*RECORDS PROVIDED*.
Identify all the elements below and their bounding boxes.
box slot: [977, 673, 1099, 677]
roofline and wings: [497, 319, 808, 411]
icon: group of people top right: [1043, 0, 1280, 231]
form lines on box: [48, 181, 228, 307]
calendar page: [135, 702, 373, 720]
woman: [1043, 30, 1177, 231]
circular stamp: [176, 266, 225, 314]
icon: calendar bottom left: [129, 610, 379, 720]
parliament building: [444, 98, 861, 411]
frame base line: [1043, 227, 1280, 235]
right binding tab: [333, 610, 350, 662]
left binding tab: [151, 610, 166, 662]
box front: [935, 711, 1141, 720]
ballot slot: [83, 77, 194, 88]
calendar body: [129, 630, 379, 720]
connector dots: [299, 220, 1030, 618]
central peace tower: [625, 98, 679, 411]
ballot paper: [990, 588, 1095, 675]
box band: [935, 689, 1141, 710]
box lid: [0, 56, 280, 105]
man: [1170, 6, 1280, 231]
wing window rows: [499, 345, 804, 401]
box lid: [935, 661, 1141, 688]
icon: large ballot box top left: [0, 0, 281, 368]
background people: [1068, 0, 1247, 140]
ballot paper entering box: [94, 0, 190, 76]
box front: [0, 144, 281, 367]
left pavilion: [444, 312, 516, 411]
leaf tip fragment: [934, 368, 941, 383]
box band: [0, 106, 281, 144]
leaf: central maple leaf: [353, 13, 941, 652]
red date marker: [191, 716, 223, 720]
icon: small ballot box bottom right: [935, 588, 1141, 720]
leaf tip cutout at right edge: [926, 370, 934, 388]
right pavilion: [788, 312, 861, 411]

---

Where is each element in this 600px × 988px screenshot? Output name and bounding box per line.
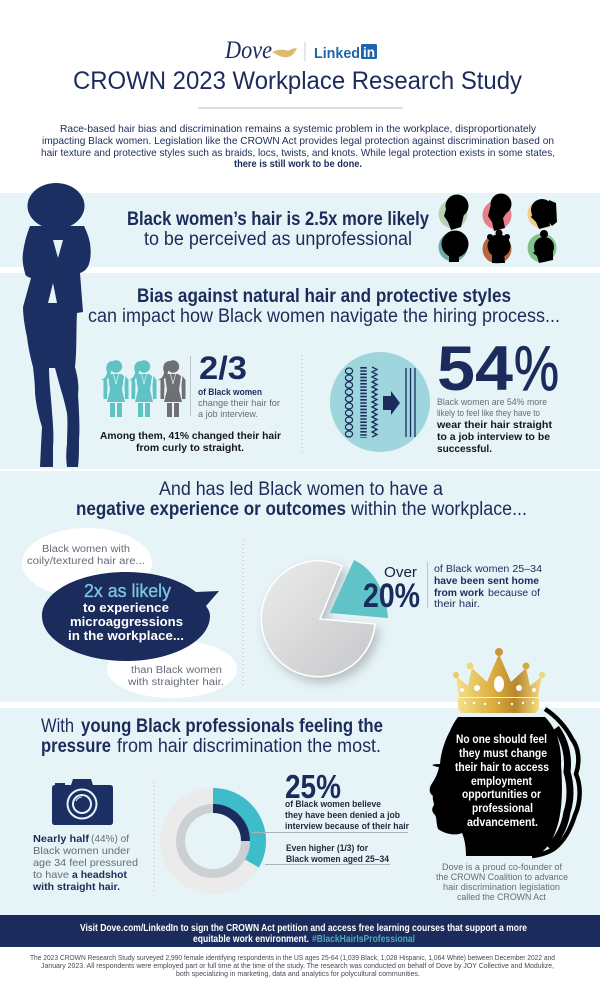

*AIM*. Can you reproduce the lines of the listing above verbatim, beginning at the line that has "Identify all the" and stopping after the line that has "left binding tab: [151, 610, 166, 662]", with both of those lines included?

*OUTPUT FOR THIS EXERCISE*.
Identify all the elements below and their bounding boxes.
box slot: [977, 673, 1099, 677]
roofline and wings: [497, 319, 808, 411]
icon: group of people top right: [1043, 0, 1280, 231]
form lines on box: [48, 181, 228, 307]
calendar page: [135, 702, 373, 720]
woman: [1043, 30, 1177, 231]
circular stamp: [176, 266, 225, 314]
icon: calendar bottom left: [129, 610, 379, 720]
parliament building: [444, 98, 861, 411]
frame base line: [1043, 227, 1280, 235]
right binding tab: [333, 610, 350, 662]
left binding tab: [151, 610, 166, 662]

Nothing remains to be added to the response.